> DO THIS
Word for word, restate every line of the listing that follows.

[Stored data]
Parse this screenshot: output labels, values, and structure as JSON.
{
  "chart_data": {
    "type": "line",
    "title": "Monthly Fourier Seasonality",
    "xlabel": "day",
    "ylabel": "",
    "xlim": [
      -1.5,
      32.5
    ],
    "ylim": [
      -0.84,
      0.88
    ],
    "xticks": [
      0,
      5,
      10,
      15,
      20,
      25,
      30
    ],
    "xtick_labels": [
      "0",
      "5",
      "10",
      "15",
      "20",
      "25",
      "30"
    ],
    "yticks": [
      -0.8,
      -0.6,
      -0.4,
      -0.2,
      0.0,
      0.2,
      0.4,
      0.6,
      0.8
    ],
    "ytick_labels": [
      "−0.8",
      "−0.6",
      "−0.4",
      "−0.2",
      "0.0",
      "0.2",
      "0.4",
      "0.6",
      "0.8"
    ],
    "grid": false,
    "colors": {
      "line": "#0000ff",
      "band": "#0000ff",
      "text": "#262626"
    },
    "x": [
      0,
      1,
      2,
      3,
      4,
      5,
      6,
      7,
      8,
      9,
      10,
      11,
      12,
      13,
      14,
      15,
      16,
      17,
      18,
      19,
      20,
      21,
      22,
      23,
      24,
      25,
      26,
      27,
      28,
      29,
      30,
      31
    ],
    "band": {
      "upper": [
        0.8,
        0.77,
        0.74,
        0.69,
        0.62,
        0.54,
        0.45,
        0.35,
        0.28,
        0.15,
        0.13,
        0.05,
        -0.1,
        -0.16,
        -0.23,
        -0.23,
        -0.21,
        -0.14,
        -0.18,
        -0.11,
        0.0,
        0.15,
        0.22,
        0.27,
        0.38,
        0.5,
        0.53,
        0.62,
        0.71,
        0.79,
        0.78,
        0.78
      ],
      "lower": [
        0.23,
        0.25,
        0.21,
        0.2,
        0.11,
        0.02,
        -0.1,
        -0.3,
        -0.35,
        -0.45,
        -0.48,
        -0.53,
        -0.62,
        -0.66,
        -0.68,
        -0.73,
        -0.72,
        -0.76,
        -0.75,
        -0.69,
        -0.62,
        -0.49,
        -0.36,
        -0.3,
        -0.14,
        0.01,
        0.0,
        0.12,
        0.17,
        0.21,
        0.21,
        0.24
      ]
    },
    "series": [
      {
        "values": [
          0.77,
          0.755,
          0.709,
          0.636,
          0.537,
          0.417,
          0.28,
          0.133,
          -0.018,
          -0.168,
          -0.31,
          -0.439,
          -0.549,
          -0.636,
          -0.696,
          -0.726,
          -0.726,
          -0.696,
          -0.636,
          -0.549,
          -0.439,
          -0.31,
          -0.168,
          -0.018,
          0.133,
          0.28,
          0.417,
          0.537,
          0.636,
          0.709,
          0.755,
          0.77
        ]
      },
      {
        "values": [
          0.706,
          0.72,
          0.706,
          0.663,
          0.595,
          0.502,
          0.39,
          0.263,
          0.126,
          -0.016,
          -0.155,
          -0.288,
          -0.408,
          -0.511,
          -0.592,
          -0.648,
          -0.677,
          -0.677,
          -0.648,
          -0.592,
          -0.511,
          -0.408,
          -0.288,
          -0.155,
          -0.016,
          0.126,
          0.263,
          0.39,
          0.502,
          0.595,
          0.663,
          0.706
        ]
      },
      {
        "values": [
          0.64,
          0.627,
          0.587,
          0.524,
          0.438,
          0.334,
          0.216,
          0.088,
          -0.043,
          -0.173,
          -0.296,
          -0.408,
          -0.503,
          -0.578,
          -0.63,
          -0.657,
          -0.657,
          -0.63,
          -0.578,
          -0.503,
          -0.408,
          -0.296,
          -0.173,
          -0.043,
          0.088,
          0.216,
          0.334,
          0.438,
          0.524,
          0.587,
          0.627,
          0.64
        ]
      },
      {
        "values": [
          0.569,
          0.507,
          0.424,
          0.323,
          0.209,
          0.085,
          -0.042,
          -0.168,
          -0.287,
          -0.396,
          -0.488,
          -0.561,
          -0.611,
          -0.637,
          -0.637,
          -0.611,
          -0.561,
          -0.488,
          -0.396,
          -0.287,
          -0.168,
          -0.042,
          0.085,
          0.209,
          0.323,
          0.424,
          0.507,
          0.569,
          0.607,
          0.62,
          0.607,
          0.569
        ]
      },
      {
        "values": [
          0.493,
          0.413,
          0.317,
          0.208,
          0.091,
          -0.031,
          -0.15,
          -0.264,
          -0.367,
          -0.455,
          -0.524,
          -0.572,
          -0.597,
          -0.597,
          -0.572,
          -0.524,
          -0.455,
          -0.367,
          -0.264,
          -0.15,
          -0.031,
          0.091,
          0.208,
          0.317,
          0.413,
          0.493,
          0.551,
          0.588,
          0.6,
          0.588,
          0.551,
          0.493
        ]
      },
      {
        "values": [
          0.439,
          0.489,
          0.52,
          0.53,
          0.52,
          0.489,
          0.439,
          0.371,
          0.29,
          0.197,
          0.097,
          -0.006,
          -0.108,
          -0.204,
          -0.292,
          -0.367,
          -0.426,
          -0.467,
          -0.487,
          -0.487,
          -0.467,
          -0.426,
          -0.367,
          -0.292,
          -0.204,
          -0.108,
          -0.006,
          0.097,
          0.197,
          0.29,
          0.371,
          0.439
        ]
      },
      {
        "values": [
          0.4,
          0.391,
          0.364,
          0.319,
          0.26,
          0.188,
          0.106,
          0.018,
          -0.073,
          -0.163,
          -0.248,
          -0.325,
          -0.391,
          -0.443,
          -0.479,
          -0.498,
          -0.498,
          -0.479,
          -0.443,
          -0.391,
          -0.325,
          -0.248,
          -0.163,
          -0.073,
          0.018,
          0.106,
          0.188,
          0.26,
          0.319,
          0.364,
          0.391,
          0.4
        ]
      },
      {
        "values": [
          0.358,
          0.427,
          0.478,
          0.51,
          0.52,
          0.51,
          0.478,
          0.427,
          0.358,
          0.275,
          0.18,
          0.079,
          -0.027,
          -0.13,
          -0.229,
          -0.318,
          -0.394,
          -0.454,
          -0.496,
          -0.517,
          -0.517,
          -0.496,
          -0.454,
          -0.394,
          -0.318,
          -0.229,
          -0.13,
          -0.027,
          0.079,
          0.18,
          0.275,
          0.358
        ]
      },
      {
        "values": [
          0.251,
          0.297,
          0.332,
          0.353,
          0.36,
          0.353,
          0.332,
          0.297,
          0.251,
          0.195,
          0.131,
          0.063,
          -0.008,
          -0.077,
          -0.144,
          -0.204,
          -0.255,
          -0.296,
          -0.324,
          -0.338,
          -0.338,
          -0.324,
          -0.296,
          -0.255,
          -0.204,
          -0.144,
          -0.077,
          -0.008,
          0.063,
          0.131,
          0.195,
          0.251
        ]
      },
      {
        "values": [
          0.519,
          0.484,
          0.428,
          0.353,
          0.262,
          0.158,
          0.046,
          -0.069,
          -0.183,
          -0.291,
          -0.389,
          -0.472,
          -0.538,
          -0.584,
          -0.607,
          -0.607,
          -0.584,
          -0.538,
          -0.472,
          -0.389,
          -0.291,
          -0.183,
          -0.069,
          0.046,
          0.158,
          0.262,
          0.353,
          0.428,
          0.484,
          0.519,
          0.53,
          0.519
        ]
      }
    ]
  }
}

> ANSWER TO THE PROBLEM
Parse this screenshot: output labels, values, and structure as JSON.
{
  "chart_data": {
    "type": "line",
    "title": "Monthly Fourier Seasonality",
    "xlabel": "day",
    "ylabel": "",
    "xlim": [
      -1.5,
      32.5
    ],
    "ylim": [
      -0.84,
      0.88
    ],
    "xticks": [
      0,
      5,
      10,
      15,
      20,
      25,
      30
    ],
    "xtick_labels": [
      "0",
      "5",
      "10",
      "15",
      "20",
      "25",
      "30"
    ],
    "yticks": [
      -0.8,
      -0.6,
      -0.4,
      -0.2,
      0.0,
      0.2,
      0.4,
      0.6,
      0.8
    ],
    "ytick_labels": [
      "−0.8",
      "−0.6",
      "−0.4",
      "−0.2",
      "0.0",
      "0.2",
      "0.4",
      "0.6",
      "0.8"
    ],
    "grid": false,
    "colors": {
      "line": "#0000ff",
      "band": "#0000ff",
      "text": "#262626"
    },
    "x": [
      0,
      1,
      2,
      3,
      4,
      5,
      6,
      7,
      8,
      9,
      10,
      11,
      12,
      13,
      14,
      15,
      16,
      17,
      18,
      19,
      20,
      21,
      22,
      23,
      24,
      25,
      26,
      27,
      28,
      29,
      30,
      31
    ],
    "band": {
      "upper": [
        0.8,
        0.77,
        0.74,
        0.69,
        0.62,
        0.54,
        0.45,
        0.35,
        0.28,
        0.15,
        0.13,
        0.05,
        -0.1,
        -0.16,
        -0.23,
        -0.23,
        -0.21,
        -0.14,
        -0.18,
        -0.11,
        0.0,
        0.15,
        0.22,
        0.27,
        0.38,
        0.5,
        0.53,
        0.62,
        0.71,
        0.79,
        0.78,
        0.78
      ],
      "lower": [
        0.23,
        0.25,
        0.21,
        0.2,
        0.11,
        0.02,
        -0.1,
        -0.3,
        -0.35,
        -0.45,
        -0.48,
        -0.53,
        -0.62,
        -0.66,
        -0.68,
        -0.73,
        -0.72,
        -0.76,
        -0.75,
        -0.69,
        -0.62,
        -0.49,
        -0.36,
        -0.3,
        -0.14,
        0.01,
        0.0,
        0.12,
        0.17,
        0.21,
        0.21,
        0.24
      ]
    },
    "series": [
      {
        "values": [
          0.77,
          0.755,
          0.709,
          0.636,
          0.537,
          0.417,
          0.28,
          0.133,
          -0.018,
          -0.168,
          -0.31,
          -0.439,
          -0.549,
          -0.636,
          -0.696,
          -0.726,
          -0.726,
          -0.696,
          -0.636,
          -0.549,
          -0.439,
          -0.31,
          -0.168,
          -0.018,
          0.133,
          0.28,
          0.417,
          0.537,
          0.636,
          0.709,
          0.755,
          0.77
        ]
      },
      {
        "values": [
          0.706,
          0.72,
          0.706,
          0.663,
          0.595,
          0.502,
          0.39,
          0.263,
          0.126,
          -0.016,
          -0.155,
          -0.288,
          -0.408,
          -0.511,
          -0.592,
          -0.648,
          -0.677,
          -0.677,
          -0.648,
          -0.592,
          -0.511,
          -0.408,
          -0.288,
          -0.155,
          -0.016,
          0.126,
          0.263,
          0.39,
          0.502,
          0.595,
          0.663,
          0.706
        ]
      },
      {
        "values": [
          0.64,
          0.627,
          0.587,
          0.524,
          0.438,
          0.334,
          0.216,
          0.088,
          -0.043,
          -0.173,
          -0.296,
          -0.408,
          -0.503,
          -0.578,
          -0.63,
          -0.657,
          -0.657,
          -0.63,
          -0.578,
          -0.503,
          -0.408,
          -0.296,
          -0.173,
          -0.043,
          0.088,
          0.216,
          0.334,
          0.438,
          0.524,
          0.587,
          0.627,
          0.64
        ]
      },
      {
        "values": [
          0.569,
          0.507,
          0.424,
          0.323,
          0.209,
          0.085,
          -0.042,
          -0.168,
          -0.287,
          -0.396,
          -0.488,
          -0.561,
          -0.611,
          -0.637,
          -0.637,
          -0.611,
          -0.561,
          -0.488,
          -0.396,
          -0.287,
          -0.168,
          -0.042,
          0.085,
          0.209,
          0.323,
          0.424,
          0.507,
          0.569,
          0.607,
          0.62,
          0.607,
          0.569
        ]
      },
      {
        "values": [
          0.493,
          0.413,
          0.317,
          0.208,
          0.091,
          -0.031,
          -0.15,
          -0.264,
          -0.367,
          -0.455,
          -0.524,
          -0.572,
          -0.597,
          -0.597,
          -0.572,
          -0.524,
          -0.455,
          -0.367,
          -0.264,
          -0.15,
          -0.031,
          0.091,
          0.208,
          0.317,
          0.413,
          0.493,
          0.551,
          0.588,
          0.6,
          0.588,
          0.551,
          0.493
        ]
      },
      {
        "values": [
          0.439,
          0.489,
          0.52,
          0.53,
          0.52,
          0.489,
          0.439,
          0.371,
          0.29,
          0.197,
          0.097,
          -0.006,
          -0.108,
          -0.204,
          -0.292,
          -0.367,
          -0.426,
          -0.467,
          -0.487,
          -0.487,
          -0.467,
          -0.426,
          -0.367,
          -0.292,
          -0.204,
          -0.108,
          -0.006,
          0.097,
          0.197,
          0.29,
          0.371,
          0.439
        ]
      },
      {
        "values": [
          0.4,
          0.391,
          0.364,
          0.319,
          0.26,
          0.188,
          0.106,
          0.018,
          -0.073,
          -0.163,
          -0.248,
          -0.325,
          -0.391,
          -0.443,
          -0.479,
          -0.498,
          -0.498,
          -0.479,
          -0.443,
          -0.391,
          -0.325,
          -0.248,
          -0.163,
          -0.073,
          0.018,
          0.106,
          0.188,
          0.26,
          0.319,
          0.364,
          0.391,
          0.4
        ]
      },
      {
        "values": [
          0.358,
          0.427,
          0.478,
          0.51,
          0.52,
          0.51,
          0.478,
          0.427,
          0.358,
          0.275,
          0.18,
          0.079,
          -0.027,
          -0.13,
          -0.229,
          -0.318,
          -0.394,
          -0.454,
          -0.496,
          -0.517,
          -0.517,
          -0.496,
          -0.454,
          -0.394,
          -0.318,
          -0.229,
          -0.13,
          -0.027,
          0.079,
          0.18,
          0.275,
          0.358
        ]
      },
      {
        "values": [
          0.251,
          0.297,
          0.332,
          0.353,
          0.36,
          0.353,
          0.332,
          0.297,
          0.251,
          0.195,
          0.131,
          0.063,
          -0.008,
          -0.077,
          -0.144,
          -0.204,
          -0.255,
          -0.296,
          -0.324,
          -0.338,
          -0.338,
          -0.324,
          -0.296,
          -0.255,
          -0.204,
          -0.144,
          -0.077,
          -0.008,
          0.063,
          0.131,
          0.195,
          0.251
        ]
      },
      {
        "values": [
          0.519,
          0.484,
          0.428,
          0.353,
          0.262,
          0.158,
          0.046,
          -0.069,
          -0.183,
          -0.291,
          -0.389,
          -0.472,
          -0.538,
          -0.584,
          -0.607,
          -0.607,
          -0.584,
          -0.538,
          -0.472,
          -0.389,
          -0.291,
          -0.183,
          -0.069,
          0.046,
          0.158,
          0.262,
          0.353,
          0.428,
          0.484,
          0.519,
          0.53,
          0.519
        ]
      }
    ]
  }
}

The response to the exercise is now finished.